▶ Exercise description
Extract each record and reproduce it exactly.
---------- Data records
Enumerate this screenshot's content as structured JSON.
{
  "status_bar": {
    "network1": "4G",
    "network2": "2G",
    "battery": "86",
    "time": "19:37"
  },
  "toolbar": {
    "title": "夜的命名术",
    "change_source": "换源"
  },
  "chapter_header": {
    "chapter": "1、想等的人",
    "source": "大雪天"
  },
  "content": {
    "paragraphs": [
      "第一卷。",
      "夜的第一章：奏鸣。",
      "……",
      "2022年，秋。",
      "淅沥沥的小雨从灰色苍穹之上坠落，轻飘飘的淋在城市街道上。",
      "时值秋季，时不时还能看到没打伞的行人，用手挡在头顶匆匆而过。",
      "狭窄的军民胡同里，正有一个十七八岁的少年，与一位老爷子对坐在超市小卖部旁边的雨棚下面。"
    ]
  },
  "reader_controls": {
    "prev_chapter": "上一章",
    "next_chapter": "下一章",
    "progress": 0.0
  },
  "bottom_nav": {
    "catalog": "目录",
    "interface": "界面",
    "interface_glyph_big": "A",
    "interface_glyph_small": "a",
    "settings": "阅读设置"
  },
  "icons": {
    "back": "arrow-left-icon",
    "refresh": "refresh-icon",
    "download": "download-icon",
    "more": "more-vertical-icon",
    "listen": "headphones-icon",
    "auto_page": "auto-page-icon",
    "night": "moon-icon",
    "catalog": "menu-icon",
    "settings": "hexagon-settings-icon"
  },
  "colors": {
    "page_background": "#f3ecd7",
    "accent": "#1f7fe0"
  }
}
--------------------
▶ Result for this task
Enumerate this screenshot's content as structured JSON.
{
  "status_bar": {
    "network1": "4G",
    "network2": "2G",
    "battery": "86",
    "time": "19:37"
  },
  "toolbar": {
    "title": "夜的命名术",
    "change_source": "换源"
  },
  "chapter_header": {
    "chapter": "1、想等的人",
    "source": "大雪天"
  },
  "content": {
    "paragraphs": [
      "第一卷。",
      "夜的第一章：奏鸣。",
      "……",
      "2022年，秋。",
      "淅沥沥的小雨从灰色苍穹之上坠落，轻飘飘的淋在城市街道上。",
      "时值秋季，时不时还能看到没打伞的行人，用手挡在头顶匆匆而过。",
      "狭窄的军民胡同里，正有一个十七八岁的少年，与一位老爷子对坐在超市小卖部旁边的雨棚下面。"
    ]
  },
  "reader_controls": {
    "prev_chapter": "上一章",
    "next_chapter": "下一章",
    "progress": 0.0
  },
  "bottom_nav": {
    "catalog": "目录",
    "interface": "界面",
    "interface_glyph_big": "A",
    "interface_glyph_small": "a",
    "settings": "阅读设置"
  },
  "icons": {
    "back": "arrow-left-icon",
    "refresh": "refresh-icon",
    "download": "download-icon",
    "more": "more-vertical-icon",
    "listen": "headphones-icon",
    "auto_page": "auto-page-icon",
    "night": "moon-icon",
    "catalog": "menu-icon",
    "settings": "hexagon-settings-icon"
  },
  "colors": {
    "page_background": "#f3ecd7",
    "accent": "#1f7fe0"
  }
}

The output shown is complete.